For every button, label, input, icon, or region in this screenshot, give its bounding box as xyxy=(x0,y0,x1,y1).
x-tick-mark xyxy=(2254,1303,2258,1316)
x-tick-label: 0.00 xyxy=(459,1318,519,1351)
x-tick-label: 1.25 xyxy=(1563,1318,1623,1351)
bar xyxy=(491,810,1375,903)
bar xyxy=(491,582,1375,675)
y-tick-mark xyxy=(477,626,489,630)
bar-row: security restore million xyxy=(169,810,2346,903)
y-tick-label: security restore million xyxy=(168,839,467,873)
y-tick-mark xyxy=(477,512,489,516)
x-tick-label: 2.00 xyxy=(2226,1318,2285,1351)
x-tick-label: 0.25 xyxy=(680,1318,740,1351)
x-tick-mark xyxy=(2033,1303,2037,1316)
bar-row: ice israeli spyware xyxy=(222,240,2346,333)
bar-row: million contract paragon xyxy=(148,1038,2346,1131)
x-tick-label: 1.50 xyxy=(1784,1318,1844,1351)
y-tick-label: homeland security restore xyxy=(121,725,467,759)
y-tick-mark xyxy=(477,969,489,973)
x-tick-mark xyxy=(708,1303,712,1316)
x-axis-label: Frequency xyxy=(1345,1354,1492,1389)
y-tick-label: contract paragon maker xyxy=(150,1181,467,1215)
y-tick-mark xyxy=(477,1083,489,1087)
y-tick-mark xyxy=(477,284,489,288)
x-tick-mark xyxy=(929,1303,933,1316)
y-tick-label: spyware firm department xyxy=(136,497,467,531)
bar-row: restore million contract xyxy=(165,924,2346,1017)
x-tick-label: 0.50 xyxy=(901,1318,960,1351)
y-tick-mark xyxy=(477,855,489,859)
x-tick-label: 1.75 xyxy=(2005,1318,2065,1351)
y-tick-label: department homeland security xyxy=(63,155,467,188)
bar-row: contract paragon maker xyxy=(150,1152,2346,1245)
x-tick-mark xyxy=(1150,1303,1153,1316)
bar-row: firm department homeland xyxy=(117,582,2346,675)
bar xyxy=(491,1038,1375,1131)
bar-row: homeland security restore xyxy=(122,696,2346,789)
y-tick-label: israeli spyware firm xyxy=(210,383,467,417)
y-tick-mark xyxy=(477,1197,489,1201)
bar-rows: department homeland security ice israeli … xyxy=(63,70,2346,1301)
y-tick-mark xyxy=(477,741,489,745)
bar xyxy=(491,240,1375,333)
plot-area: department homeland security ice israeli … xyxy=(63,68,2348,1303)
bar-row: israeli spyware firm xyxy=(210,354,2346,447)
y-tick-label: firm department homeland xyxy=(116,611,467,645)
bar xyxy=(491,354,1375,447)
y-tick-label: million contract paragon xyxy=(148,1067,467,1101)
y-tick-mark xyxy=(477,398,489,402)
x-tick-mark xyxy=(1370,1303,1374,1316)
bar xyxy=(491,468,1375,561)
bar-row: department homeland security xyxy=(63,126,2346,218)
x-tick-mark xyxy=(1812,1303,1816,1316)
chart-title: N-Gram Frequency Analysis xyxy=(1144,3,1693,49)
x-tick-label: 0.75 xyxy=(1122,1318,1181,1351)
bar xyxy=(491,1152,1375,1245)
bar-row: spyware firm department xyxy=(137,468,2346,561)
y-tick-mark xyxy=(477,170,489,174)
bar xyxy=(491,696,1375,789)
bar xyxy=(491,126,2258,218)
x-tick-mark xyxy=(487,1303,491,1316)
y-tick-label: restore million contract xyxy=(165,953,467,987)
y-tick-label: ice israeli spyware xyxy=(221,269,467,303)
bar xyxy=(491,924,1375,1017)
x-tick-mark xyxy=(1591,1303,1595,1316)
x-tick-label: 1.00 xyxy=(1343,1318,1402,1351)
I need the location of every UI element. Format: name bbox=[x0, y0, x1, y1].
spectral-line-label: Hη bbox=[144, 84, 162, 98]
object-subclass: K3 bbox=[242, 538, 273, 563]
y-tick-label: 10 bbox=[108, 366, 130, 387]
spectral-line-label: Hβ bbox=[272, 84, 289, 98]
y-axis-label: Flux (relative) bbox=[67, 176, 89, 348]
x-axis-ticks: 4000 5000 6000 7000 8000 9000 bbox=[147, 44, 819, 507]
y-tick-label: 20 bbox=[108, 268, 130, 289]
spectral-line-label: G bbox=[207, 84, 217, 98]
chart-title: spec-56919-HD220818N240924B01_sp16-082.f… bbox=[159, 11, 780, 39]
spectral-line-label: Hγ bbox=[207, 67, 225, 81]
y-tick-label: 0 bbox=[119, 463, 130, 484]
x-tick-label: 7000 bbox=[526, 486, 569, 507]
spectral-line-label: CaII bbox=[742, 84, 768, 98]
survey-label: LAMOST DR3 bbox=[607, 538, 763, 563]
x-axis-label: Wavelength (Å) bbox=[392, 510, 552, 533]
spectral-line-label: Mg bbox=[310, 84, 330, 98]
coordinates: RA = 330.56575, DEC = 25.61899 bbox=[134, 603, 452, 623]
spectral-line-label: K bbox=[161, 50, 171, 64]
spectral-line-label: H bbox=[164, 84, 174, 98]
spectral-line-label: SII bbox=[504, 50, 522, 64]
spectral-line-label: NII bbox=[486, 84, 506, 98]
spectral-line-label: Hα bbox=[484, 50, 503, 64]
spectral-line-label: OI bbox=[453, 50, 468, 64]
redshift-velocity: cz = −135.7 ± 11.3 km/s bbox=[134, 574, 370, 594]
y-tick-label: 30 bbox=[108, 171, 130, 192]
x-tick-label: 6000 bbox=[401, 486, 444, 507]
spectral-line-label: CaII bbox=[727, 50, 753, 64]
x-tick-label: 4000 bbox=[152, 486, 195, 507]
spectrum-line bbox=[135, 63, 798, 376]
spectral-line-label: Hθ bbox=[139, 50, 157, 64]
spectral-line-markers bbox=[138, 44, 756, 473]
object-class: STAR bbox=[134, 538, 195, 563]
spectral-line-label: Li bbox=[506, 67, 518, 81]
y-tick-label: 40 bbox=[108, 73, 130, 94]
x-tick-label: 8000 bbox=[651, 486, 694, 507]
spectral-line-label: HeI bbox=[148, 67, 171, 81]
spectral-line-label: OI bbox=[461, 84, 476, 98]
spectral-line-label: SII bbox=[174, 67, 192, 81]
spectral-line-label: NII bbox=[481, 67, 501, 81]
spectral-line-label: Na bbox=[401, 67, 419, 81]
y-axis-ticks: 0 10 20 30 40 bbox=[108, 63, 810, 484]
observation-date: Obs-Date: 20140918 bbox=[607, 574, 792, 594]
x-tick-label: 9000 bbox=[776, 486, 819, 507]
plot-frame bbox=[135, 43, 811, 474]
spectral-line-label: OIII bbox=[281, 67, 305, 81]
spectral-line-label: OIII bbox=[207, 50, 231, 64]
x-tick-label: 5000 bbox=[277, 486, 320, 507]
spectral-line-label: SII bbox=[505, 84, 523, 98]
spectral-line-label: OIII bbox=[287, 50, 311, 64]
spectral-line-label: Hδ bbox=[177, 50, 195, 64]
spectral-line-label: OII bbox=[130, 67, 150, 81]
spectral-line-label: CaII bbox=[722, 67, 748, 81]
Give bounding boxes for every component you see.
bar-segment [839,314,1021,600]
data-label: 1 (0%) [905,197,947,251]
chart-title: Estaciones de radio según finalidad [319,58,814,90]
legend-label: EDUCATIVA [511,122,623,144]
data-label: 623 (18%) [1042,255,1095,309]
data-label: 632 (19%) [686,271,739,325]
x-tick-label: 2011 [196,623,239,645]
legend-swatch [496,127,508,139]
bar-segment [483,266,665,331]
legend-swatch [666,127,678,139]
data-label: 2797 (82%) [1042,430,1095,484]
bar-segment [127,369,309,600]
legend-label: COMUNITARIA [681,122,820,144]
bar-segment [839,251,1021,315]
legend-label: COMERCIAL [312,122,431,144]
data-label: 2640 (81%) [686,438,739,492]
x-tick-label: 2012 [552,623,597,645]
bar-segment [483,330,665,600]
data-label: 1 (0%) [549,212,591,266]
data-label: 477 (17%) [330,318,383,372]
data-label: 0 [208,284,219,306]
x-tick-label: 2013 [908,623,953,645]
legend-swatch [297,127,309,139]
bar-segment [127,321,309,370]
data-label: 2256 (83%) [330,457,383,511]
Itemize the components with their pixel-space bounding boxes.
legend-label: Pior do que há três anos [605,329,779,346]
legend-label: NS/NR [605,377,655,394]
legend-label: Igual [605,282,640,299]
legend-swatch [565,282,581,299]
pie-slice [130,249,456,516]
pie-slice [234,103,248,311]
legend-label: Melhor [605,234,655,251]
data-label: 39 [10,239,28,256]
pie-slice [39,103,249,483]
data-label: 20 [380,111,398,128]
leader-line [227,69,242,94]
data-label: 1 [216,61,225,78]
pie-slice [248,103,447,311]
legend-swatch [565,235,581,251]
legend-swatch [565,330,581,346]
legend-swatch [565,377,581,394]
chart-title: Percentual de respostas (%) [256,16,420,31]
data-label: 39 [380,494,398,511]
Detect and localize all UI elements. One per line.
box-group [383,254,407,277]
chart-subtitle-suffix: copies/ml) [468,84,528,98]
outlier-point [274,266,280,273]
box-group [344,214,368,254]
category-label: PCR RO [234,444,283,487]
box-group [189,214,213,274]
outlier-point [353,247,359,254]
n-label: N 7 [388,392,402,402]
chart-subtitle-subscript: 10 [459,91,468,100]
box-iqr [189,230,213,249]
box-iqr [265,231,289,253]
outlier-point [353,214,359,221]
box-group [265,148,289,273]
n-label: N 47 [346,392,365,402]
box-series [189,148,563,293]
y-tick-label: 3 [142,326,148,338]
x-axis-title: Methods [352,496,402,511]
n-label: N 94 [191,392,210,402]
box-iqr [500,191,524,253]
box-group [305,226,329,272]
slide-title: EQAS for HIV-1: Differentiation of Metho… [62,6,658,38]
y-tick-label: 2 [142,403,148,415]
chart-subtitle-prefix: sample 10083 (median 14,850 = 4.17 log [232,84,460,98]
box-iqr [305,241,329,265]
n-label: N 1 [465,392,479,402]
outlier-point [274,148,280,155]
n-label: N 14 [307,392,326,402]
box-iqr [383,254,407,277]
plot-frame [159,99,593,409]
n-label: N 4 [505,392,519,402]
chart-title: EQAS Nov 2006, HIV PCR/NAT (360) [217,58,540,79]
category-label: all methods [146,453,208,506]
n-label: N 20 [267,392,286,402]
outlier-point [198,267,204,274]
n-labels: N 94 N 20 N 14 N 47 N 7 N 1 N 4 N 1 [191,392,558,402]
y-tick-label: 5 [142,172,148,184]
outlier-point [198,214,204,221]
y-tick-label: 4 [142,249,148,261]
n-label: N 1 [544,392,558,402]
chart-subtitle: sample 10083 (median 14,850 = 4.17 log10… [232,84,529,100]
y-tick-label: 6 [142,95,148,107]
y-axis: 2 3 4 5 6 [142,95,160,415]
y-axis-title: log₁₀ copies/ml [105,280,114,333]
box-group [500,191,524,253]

[WHAT IS REQUIRED]
Copy the entries word for word, from the first line through the line containing "x-tick-label: 1.75 xyxy=(2005,1318,2065,1351)", inclusive.

[RESPONSE TO THE TASK]
For every button, label, input, icon, or region in this screenshot, give its bounding box as xyxy=(x0,y0,x1,y1).
x-tick-mark xyxy=(2254,1303,2258,1316)
x-tick-label: 0.00 xyxy=(459,1318,519,1351)
x-tick-label: 1.25 xyxy=(1563,1318,1623,1351)
bar xyxy=(491,810,1375,903)
bar xyxy=(491,582,1375,675)
y-tick-mark xyxy=(477,626,489,630)
bar-row: security restore million xyxy=(169,810,2346,903)
y-tick-label: security restore million xyxy=(168,839,467,873)
y-tick-mark xyxy=(477,512,489,516)
x-tick-label: 2.00 xyxy=(2226,1318,2285,1351)
x-tick-label: 0.25 xyxy=(680,1318,740,1351)
x-tick-mark xyxy=(2033,1303,2037,1316)
bar-row: ice israeli spyware xyxy=(222,240,2346,333)
bar-row: million contract paragon xyxy=(148,1038,2346,1131)
x-tick-label: 1.50 xyxy=(1784,1318,1844,1351)
y-tick-label: homeland security restore xyxy=(121,725,467,759)
y-tick-mark xyxy=(477,969,489,973)
x-tick-mark xyxy=(708,1303,712,1316)
x-axis-label: Frequency xyxy=(1345,1354,1492,1389)
y-tick-label: contract paragon maker xyxy=(150,1181,467,1215)
y-tick-mark xyxy=(477,1083,489,1087)
y-tick-mark xyxy=(477,284,489,288)
x-tick-mark xyxy=(929,1303,933,1316)
y-tick-label: spyware firm department xyxy=(136,497,467,531)
bar-row: restore million contract xyxy=(165,924,2346,1017)
x-tick-label: 0.50 xyxy=(901,1318,960,1351)
y-tick-mark xyxy=(477,855,489,859)
x-tick-label: 1.75 xyxy=(2005,1318,2065,1351)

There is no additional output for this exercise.